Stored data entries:

----

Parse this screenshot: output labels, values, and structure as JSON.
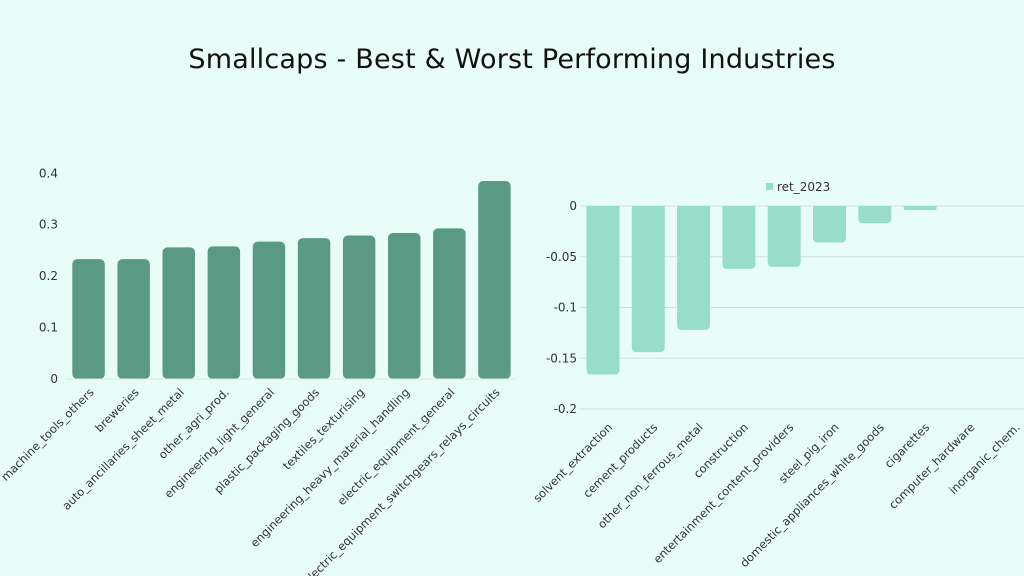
{
  "page": {
    "title": "Smallcaps - Best & Worst Performing Industries"
  },
  "chart_data": [
    {
      "type": "bar",
      "title": "",
      "color": "#5a9a85",
      "categories": [
        "machine_tools_others",
        "breweries",
        "auto_ancillaries_sheet_metal",
        "other_agri_prod.",
        "engineering_light_general",
        "plastic_packaging_goods",
        "textiles_texturising",
        "engineering_heavy_material_handling",
        "electric_equipment_general",
        "electric_equipment_switchgears_relays_circuits"
      ],
      "values": [
        0.233,
        0.233,
        0.256,
        0.258,
        0.267,
        0.274,
        0.279,
        0.284,
        0.293,
        0.385
      ],
      "yticks": [
        0,
        0.1,
        0.2,
        0.3,
        0.4
      ],
      "ylim": [
        0,
        0.42
      ],
      "grid": false,
      "legend": null
    },
    {
      "type": "bar",
      "title": "",
      "color": "#97ddc9",
      "series_name": "ret_2023",
      "legend": "top-center",
      "categories": [
        "solvent_extraction",
        "cement_products",
        "other_non_ferrous_metal",
        "construction",
        "entertainment_content_providers",
        "steel_pig_iron",
        "domestic_appliances_white_goods",
        "cigarettes",
        "computer_hardware",
        "inorganic_chem."
      ],
      "values": [
        -0.166,
        -0.144,
        -0.122,
        -0.062,
        -0.06,
        -0.036,
        -0.017,
        -0.004,
        0,
        0
      ],
      "yticks": [
        0,
        -0.05,
        -0.1,
        -0.15,
        -0.2
      ],
      "ylim": [
        -0.2,
        0
      ],
      "grid": true
    }
  ]
}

----

DIRECTIVE: Output all of the records exactly as they appear above, but not the pictures.

TASK ANSWER:
Parse this screenshot: output labels, values, and structure as JSON.
{
  "page": {
    "title": "Smallcaps - Best & Worst Performing Industries"
  },
  "chart_data": [
    {
      "type": "bar",
      "title": "",
      "color": "#5a9a85",
      "categories": [
        "machine_tools_others",
        "breweries",
        "auto_ancillaries_sheet_metal",
        "other_agri_prod.",
        "engineering_light_general",
        "plastic_packaging_goods",
        "textiles_texturising",
        "engineering_heavy_material_handling",
        "electric_equipment_general",
        "electric_equipment_switchgears_relays_circuits"
      ],
      "values": [
        0.233,
        0.233,
        0.256,
        0.258,
        0.267,
        0.274,
        0.279,
        0.284,
        0.293,
        0.385
      ],
      "yticks": [
        0,
        0.1,
        0.2,
        0.3,
        0.4
      ],
      "ylim": [
        0,
        0.42
      ],
      "grid": false,
      "legend": null
    },
    {
      "type": "bar",
      "title": "",
      "color": "#97ddc9",
      "series_name": "ret_2023",
      "legend": "top-center",
      "categories": [
        "solvent_extraction",
        "cement_products",
        "other_non_ferrous_metal",
        "construction",
        "entertainment_content_providers",
        "steel_pig_iron",
        "domestic_appliances_white_goods",
        "cigarettes",
        "computer_hardware",
        "inorganic_chem."
      ],
      "values": [
        -0.166,
        -0.144,
        -0.122,
        -0.062,
        -0.06,
        -0.036,
        -0.017,
        -0.004,
        0,
        0
      ],
      "yticks": [
        0,
        -0.05,
        -0.1,
        -0.15,
        -0.2
      ],
      "ylim": [
        -0.2,
        0
      ],
      "grid": true
    }
  ]
}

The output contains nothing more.